Dataset rows about figures
■ ■ ■ ■ ■ ■ ■

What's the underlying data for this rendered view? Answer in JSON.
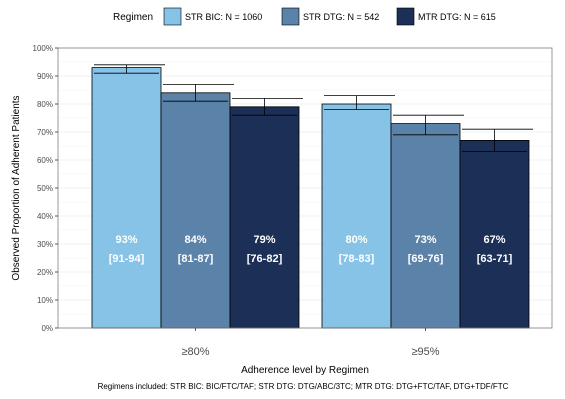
{
  "chart_data": {
    "type": "bar",
    "categories": [
      "≥80%",
      "≥95%"
    ],
    "legend_title": "Regimen",
    "series": [
      {
        "name": "STR BIC: N = 1060",
        "color": "#86c3e6",
        "values": [
          93,
          80
        ],
        "ci_low": [
          91,
          78
        ],
        "ci_high": [
          94,
          83
        ],
        "labels": [
          "93%",
          "80%"
        ],
        "ci_labels": [
          "[91-94]",
          "[78-83]"
        ]
      },
      {
        "name": "STR DTG: N = 542",
        "color": "#5b82a8",
        "values": [
          84,
          73
        ],
        "ci_low": [
          81,
          69
        ],
        "ci_high": [
          87,
          76
        ],
        "labels": [
          "84%",
          "73%"
        ],
        "ci_labels": [
          "[81-87]",
          "[69-76]"
        ]
      },
      {
        "name": "MTR DTG: N = 615",
        "color": "#1c2f56",
        "values": [
          79,
          67
        ],
        "ci_low": [
          76,
          63
        ],
        "ci_high": [
          82,
          71
        ],
        "labels": [
          "79%",
          "67%"
        ],
        "ci_labels": [
          "[76-82]",
          "[63-71]"
        ]
      }
    ],
    "ylabel": "Observed Proportion of Adherent Patients",
    "xlabel": "Adherence level by Regimen",
    "ylim": [
      0,
      100
    ],
    "yticks": [
      0,
      10,
      20,
      30,
      40,
      50,
      60,
      70,
      80,
      90,
      100
    ],
    "ytick_labels": [
      "0%",
      "10%",
      "20%",
      "30%",
      "40%",
      "50%",
      "60%",
      "70%",
      "80%",
      "90%",
      "100%"
    ],
    "grid": true,
    "legend_position": "top",
    "footnote": "Regimens included: STR BIC: BIC/FTC/TAF;  STR DTG: DTG/ABC/3TC;  MTR DTG: DTG+FTC/TAF, DTG+TDF/FTC"
  }
}
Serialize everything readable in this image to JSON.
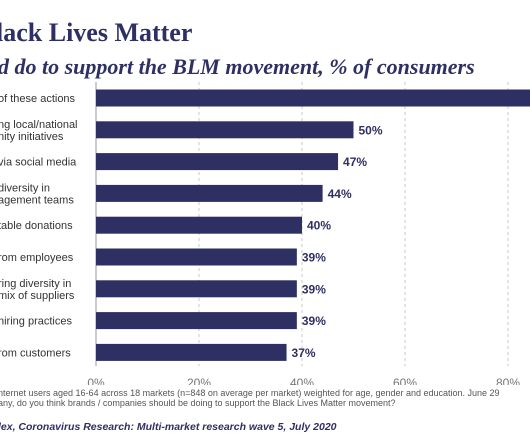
{
  "header": {
    "title": "lack Lives Matter",
    "subtitle": "d do to support the BLM movement, % of consumers"
  },
  "chart_data": {
    "type": "bar",
    "orientation": "horizontal",
    "categories": [
      [
        "of these actions"
      ],
      [
        "ng local/national",
        "nity initiatives"
      ],
      [
        "via social media"
      ],
      [
        "diversity in",
        "agement teams"
      ],
      [
        "table donations"
      ],
      [
        "rom employees"
      ],
      [
        "ring diversity in",
        "mix of suppliers"
      ],
      [
        "hiring practices"
      ],
      [
        "rom customers"
      ]
    ],
    "values": [
      85,
      50,
      47,
      44,
      40,
      39,
      39,
      39,
      37
    ],
    "value_labels": [
      "",
      "50%",
      "47%",
      "44%",
      "40%",
      "39%",
      "39%",
      "39%",
      "37%"
    ],
    "xticks": [
      0,
      20,
      40,
      60,
      80
    ],
    "xtick_labels": [
      "0%",
      "20%",
      "40%",
      "60%",
      "80%"
    ],
    "xlim": [
      0,
      85
    ],
    "bar_color": "#2e3063",
    "grid": "vertical dashed"
  },
  "footer": {
    "note_line1": "nternet users aged 16-64 across 18 markets (n=848 on average per market) weighted for age, gender and education. June 29",
    "note_line2": "any, do you think brands / companies should be doing to support the Black Lives Matter movement?",
    "source": "lex, Coronavirus Research: Multi-market research wave 5, July 2020"
  }
}
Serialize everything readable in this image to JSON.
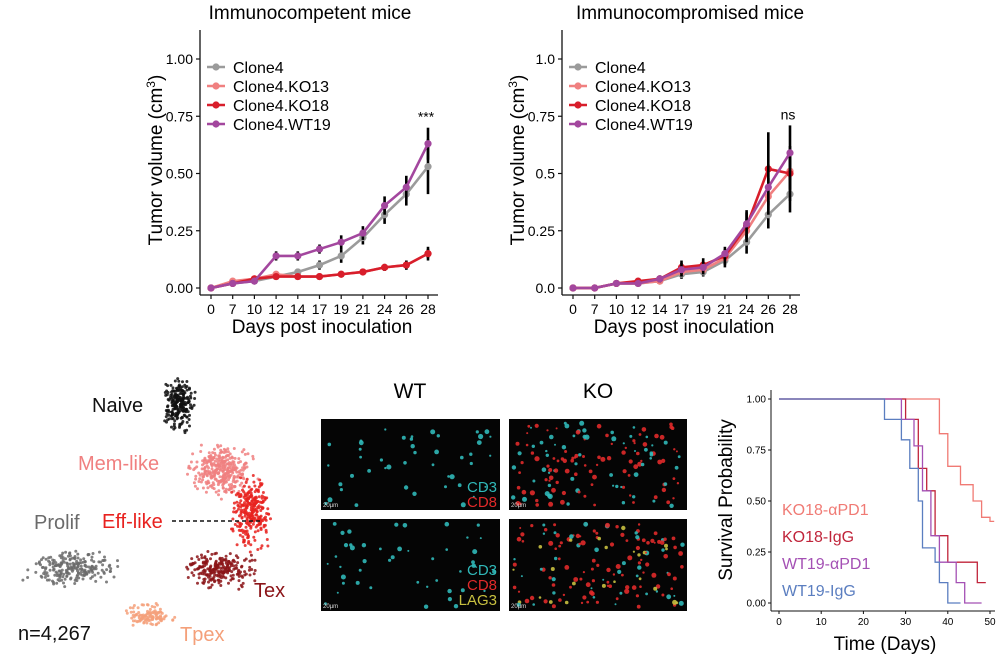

■ ■ ■ ■ ■ ■ ■

Omit every picture while printing the data word for word.

- SOLUTION:
What's the underlying data for this rendered view? Answer in JSON.
{
  "chart_data": {
    "type": "bar",
    "categories": [
      "≥80%",
      "≥95%"
    ],
    "legend_title": "Regimen",
    "series": [
      {
        "name": "STR BIC: N = 1060",
        "color": "#86c3e6",
        "values": [
          93,
          80
        ],
        "ci_low": [
          91,
          78
        ],
        "ci_high": [
          94,
          83
        ],
        "labels": [
          "93%",
          "80%"
        ],
        "ci_labels": [
          "[91-94]",
          "[78-83]"
        ]
      },
      {
        "name": "STR DTG: N = 542",
        "color": "#5b82a8",
        "values": [
          84,
          73
        ],
        "ci_low": [
          81,
          69
        ],
        "ci_high": [
          87,
          76
        ],
        "labels": [
          "84%",
          "73%"
        ],
        "ci_labels": [
          "[81-87]",
          "[69-76]"
        ]
      },
      {
        "name": "MTR DTG: N = 615",
        "color": "#1c2f56",
        "values": [
          79,
          67
        ],
        "ci_low": [
          76,
          63
        ],
        "ci_high": [
          82,
          71
        ],
        "labels": [
          "79%",
          "67%"
        ],
        "ci_labels": [
          "[76-82]",
          "[63-71]"
        ]
      }
    ],
    "ylabel": "Observed Proportion of Adherent Patients",
    "xlabel": "Adherence level by Regimen",
    "ylim": [
      0,
      100
    ],
    "yticks": [
      0,
      10,
      20,
      30,
      40,
      50,
      60,
      70,
      80,
      90,
      100
    ],
    "ytick_labels": [
      "0%",
      "10%",
      "20%",
      "30%",
      "40%",
      "50%",
      "60%",
      "70%",
      "80%",
      "90%",
      "100%"
    ],
    "grid": true,
    "legend_position": "top",
    "footnote": "Regimens included: STR BIC: BIC/FTC/TAF;  STR DTG: DTG/ABC/3TC;  MTR DTG: DTG+FTC/TAF, DTG+TDF/FTC"
  }
}
Serialize everything readable in this image to JSON.
{
  "header": {
    "title": "lack Lives Matter",
    "subtitle": "d do to support the BLM movement, % of consumers"
  },
  "chart_data": {
    "type": "bar",
    "orientation": "horizontal",
    "categories": [
      [
        "of these actions"
      ],
      [
        "ng local/national",
        "nity initiatives"
      ],
      [
        "via social media"
      ],
      [
        "diversity in",
        "agement teams"
      ],
      [
        "table donations"
      ],
      [
        "rom employees"
      ],
      [
        "ring diversity in",
        "mix of suppliers"
      ],
      [
        "hiring practices"
      ],
      [
        "rom customers"
      ]
    ],
    "values": [
      85,
      50,
      47,
      44,
      40,
      39,
      39,
      39,
      37
    ],
    "value_labels": [
      "",
      "50%",
      "47%",
      "44%",
      "40%",
      "39%",
      "39%",
      "39%",
      "37%"
    ],
    "xticks": [
      0,
      20,
      40,
      60,
      80
    ],
    "xtick_labels": [
      "0%",
      "20%",
      "40%",
      "60%",
      "80%"
    ],
    "xlim": [
      0,
      85
    ],
    "bar_color": "#2e3063",
    "grid": "vertical dashed"
  },
  "footer": {
    "note_line1": "nternet users aged 16-64 across 18 markets (n=848 on average per market) weighted for age, gender and education. June 29",
    "note_line2": "any, do you think brands / companies should be doing to support the Black Lives Matter movement?",
    "source": "lex, Coronavirus Research: Multi-market research wave 5, July 2020"
  }
}
Serialize everything readable in this image to JSON.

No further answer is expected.